■ PROMPT ■
Pictures stay out of your copy, but everything else in the records below must be repeated exactly.

■ MATERIALS PROVIDED ■
--------------------
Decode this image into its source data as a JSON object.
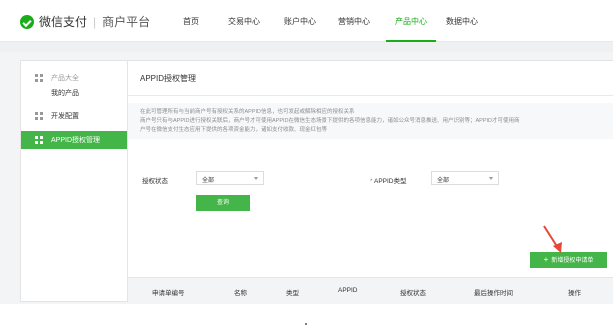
{
  "header": {
    "brand": "微信支付",
    "separator": "|",
    "sub_brand": "商户平台",
    "nav": [
      {
        "label": "首页"
      },
      {
        "label": "交易中心"
      },
      {
        "label": "账户中心"
      },
      {
        "label": "营销中心"
      },
      {
        "label": "产品中心",
        "active": true
      },
      {
        "label": "数据中心"
      }
    ]
  },
  "sidebar": {
    "group_title": "产品大全",
    "group_item": "我的产品",
    "items": [
      {
        "label": "开发配置"
      },
      {
        "label": "APPID授权管理",
        "active": true
      }
    ]
  },
  "main": {
    "title": "APPID授权管理",
    "description": [
      "在此可管理所有与当前商户号有授权关系的APPID信息，也可发起或解除相应的授权关系",
      "商户号只有与APPID进行授权关联后，商户号才可使用APPID在微信生态场景下提供的各项信息能力，诸如公众号消息推送、用户识别等；APPID才可使用商",
      "户号在微信支付生态应用下提供的各项资金能力，诸如支付收款、现金红包等"
    ],
    "filters": {
      "status_label": "授权状态",
      "status_value": "全部",
      "type_required_mark": "*",
      "type_label": "APPID类型",
      "type_value": "全部"
    },
    "query_button": "查询",
    "add_button": "新增授权申请单",
    "add_button_icon": "plus-icon",
    "table_headers": [
      "申请单编号",
      "名称",
      "类型",
      "APPID",
      "授权状态",
      "最后操作时间",
      "操作"
    ]
  },
  "colors": {
    "brand_green": "#1aad19",
    "button_green": "#44b549",
    "arrow_red": "#e8463a"
  }
}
--------------------
■ COMPLETE ANSWER ■
Decode this image into its source data as a JSON object.
{
  "header": {
    "brand": "微信支付",
    "separator": "|",
    "sub_brand": "商户平台",
    "nav": [
      {
        "label": "首页"
      },
      {
        "label": "交易中心"
      },
      {
        "label": "账户中心"
      },
      {
        "label": "营销中心"
      },
      {
        "label": "产品中心",
        "active": true
      },
      {
        "label": "数据中心"
      }
    ]
  },
  "sidebar": {
    "group_title": "产品大全",
    "group_item": "我的产品",
    "items": [
      {
        "label": "开发配置"
      },
      {
        "label": "APPID授权管理",
        "active": true
      }
    ]
  },
  "main": {
    "title": "APPID授权管理",
    "description": [
      "在此可管理所有与当前商户号有授权关系的APPID信息，也可发起或解除相应的授权关系",
      "商户号只有与APPID进行授权关联后，商户号才可使用APPID在微信生态场景下提供的各项信息能力，诸如公众号消息推送、用户识别等；APPID才可使用商",
      "户号在微信支付生态应用下提供的各项资金能力，诸如支付收款、现金红包等"
    ],
    "filters": {
      "status_label": "授权状态",
      "status_value": "全部",
      "type_required_mark": "*",
      "type_label": "APPID类型",
      "type_value": "全部"
    },
    "query_button": "查询",
    "add_button": "新增授权申请单",
    "add_button_icon": "plus-icon",
    "table_headers": [
      "申请单编号",
      "名称",
      "类型",
      "APPID",
      "授权状态",
      "最后操作时间",
      "操作"
    ]
  },
  "colors": {
    "brand_green": "#1aad19",
    "button_green": "#44b549",
    "arrow_red": "#e8463a"
  }
}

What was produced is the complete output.